§ Directive
Below are the entries; state how many of their lines contain the string "depuis", and nothing more.

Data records

· · · · · · ·

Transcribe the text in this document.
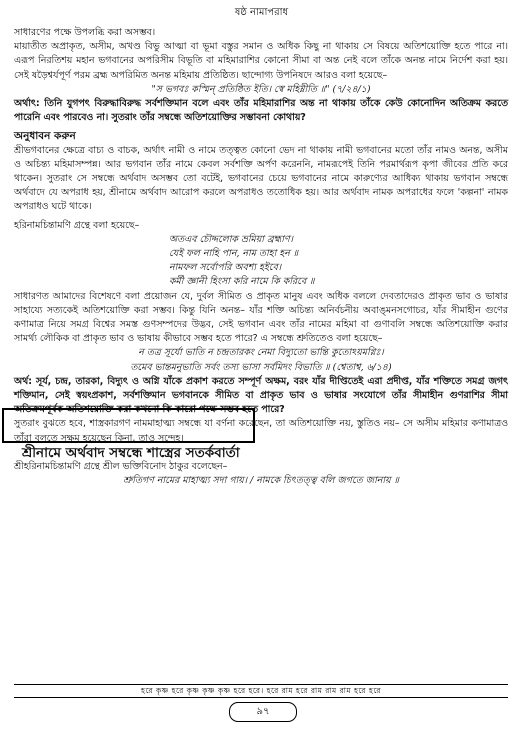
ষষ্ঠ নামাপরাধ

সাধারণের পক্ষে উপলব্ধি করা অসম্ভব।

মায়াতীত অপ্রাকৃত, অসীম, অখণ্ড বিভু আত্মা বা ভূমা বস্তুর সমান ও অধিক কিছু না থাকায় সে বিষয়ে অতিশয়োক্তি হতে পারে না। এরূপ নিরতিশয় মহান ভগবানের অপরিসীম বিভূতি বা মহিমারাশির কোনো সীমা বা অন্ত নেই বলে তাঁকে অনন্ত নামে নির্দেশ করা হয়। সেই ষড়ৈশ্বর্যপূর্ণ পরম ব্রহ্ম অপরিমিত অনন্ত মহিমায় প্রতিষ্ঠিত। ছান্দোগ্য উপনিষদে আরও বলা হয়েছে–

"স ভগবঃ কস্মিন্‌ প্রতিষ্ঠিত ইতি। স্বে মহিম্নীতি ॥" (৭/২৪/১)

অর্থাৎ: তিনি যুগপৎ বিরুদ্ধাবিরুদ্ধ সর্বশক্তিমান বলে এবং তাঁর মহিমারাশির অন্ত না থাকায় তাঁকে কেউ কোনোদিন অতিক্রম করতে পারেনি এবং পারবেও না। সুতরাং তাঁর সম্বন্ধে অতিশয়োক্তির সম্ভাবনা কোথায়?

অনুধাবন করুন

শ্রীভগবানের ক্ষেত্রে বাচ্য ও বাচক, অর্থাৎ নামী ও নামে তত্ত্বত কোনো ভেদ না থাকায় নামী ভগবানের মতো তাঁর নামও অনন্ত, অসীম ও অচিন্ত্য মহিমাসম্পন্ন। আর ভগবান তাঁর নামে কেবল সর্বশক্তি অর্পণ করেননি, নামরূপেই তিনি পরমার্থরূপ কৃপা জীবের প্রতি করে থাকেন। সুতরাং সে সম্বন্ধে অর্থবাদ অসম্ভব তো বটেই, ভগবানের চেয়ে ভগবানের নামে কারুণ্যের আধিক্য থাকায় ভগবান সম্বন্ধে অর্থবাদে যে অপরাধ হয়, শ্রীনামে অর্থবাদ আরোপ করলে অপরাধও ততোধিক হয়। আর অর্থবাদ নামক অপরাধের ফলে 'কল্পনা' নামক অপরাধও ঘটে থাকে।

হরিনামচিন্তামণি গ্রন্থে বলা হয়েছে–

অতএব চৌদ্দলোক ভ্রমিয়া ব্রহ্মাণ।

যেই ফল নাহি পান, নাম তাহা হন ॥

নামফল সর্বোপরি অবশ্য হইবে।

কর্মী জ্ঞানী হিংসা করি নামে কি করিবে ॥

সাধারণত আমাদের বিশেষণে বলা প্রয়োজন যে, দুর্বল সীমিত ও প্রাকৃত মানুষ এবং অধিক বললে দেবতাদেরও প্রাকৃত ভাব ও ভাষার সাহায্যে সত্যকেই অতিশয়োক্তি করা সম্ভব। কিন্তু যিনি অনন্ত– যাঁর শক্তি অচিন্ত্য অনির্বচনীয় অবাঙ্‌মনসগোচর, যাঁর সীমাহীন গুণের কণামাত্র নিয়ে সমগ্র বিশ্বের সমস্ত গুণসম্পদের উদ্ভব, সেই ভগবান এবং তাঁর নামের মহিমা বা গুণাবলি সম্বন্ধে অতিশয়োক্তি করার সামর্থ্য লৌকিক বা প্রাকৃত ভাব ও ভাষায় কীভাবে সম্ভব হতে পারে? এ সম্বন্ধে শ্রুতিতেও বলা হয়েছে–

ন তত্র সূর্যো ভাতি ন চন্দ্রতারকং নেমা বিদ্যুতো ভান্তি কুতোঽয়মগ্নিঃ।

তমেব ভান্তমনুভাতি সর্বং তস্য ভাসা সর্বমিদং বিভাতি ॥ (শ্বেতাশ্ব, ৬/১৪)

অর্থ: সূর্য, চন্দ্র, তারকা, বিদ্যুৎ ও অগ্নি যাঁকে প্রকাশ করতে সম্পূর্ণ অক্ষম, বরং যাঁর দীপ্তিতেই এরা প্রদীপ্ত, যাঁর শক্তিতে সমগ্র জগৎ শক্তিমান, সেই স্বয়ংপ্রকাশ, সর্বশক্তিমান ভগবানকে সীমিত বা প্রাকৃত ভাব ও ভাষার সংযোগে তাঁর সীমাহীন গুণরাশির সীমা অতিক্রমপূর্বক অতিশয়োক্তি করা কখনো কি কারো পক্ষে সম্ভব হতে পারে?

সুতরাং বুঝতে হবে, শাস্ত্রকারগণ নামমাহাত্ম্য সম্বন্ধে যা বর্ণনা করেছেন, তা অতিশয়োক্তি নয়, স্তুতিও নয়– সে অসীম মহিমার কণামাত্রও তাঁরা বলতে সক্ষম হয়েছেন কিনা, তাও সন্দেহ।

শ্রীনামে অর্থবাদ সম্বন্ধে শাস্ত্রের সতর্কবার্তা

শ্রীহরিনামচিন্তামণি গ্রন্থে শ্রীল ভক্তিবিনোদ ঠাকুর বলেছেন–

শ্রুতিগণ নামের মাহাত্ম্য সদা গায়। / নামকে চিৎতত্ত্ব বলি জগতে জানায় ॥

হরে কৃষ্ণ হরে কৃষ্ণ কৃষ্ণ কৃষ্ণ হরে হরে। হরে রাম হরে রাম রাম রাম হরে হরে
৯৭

· · · · · · ·

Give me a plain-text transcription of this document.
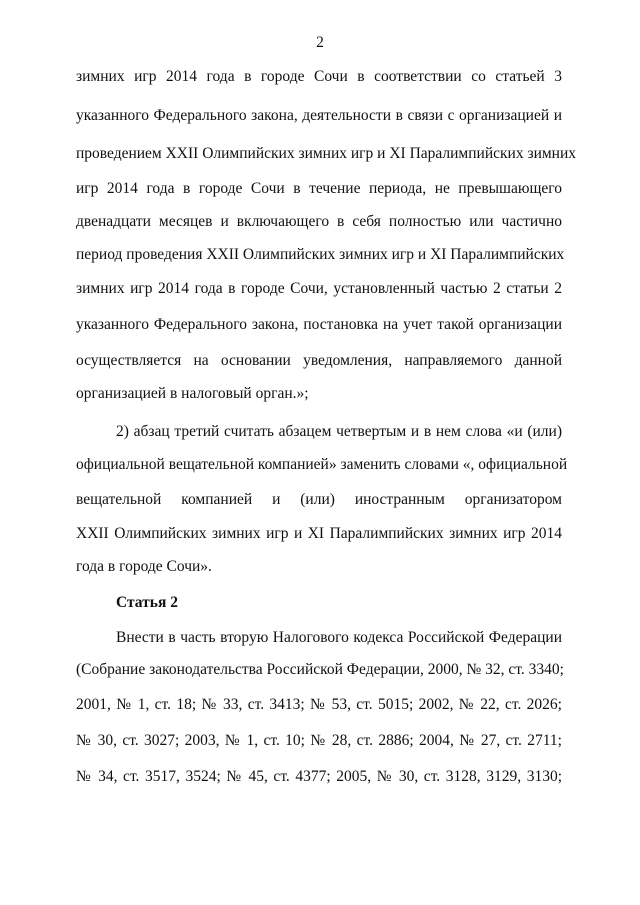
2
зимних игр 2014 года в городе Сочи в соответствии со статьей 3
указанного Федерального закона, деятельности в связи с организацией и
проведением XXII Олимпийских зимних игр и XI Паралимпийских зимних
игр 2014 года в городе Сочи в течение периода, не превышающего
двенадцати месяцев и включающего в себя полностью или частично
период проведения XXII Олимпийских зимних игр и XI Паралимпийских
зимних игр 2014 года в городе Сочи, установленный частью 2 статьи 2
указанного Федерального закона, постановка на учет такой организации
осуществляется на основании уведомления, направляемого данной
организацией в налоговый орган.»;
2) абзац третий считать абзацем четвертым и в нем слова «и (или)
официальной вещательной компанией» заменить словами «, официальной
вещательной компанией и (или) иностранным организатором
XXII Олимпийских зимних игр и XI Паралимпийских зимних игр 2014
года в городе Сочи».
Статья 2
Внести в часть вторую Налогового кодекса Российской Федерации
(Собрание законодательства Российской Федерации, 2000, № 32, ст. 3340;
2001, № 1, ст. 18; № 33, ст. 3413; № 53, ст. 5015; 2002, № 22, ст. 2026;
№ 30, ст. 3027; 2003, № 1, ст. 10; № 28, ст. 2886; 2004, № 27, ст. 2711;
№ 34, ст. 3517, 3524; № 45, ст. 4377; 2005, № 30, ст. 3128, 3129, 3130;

· · · · · · ·

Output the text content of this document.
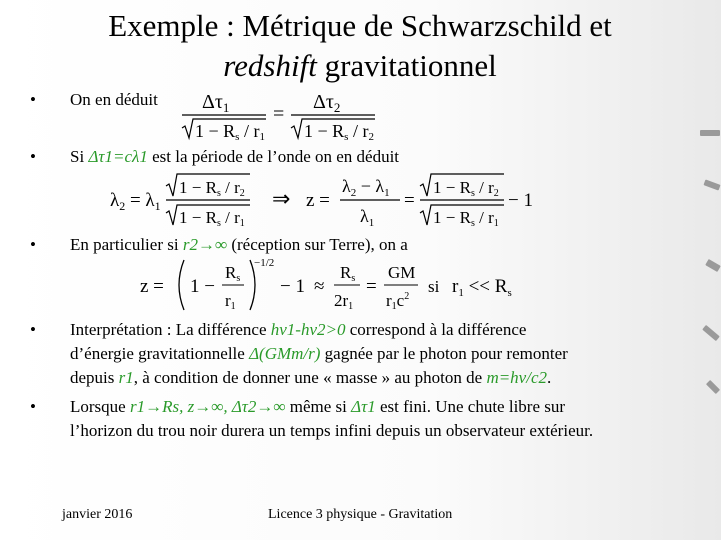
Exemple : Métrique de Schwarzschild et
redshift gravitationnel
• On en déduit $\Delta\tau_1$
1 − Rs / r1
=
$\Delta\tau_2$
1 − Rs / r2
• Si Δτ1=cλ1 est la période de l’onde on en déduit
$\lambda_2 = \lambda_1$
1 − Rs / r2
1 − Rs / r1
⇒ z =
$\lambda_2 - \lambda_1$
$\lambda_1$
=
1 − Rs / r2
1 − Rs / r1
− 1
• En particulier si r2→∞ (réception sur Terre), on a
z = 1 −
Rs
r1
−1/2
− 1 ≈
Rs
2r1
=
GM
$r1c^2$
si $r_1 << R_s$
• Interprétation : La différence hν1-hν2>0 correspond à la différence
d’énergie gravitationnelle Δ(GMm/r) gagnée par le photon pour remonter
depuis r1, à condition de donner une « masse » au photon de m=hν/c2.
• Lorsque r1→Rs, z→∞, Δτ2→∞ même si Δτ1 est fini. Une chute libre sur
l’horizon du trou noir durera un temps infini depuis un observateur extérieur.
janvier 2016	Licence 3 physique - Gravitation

· · · · · · ·

§ Solution to this problem
2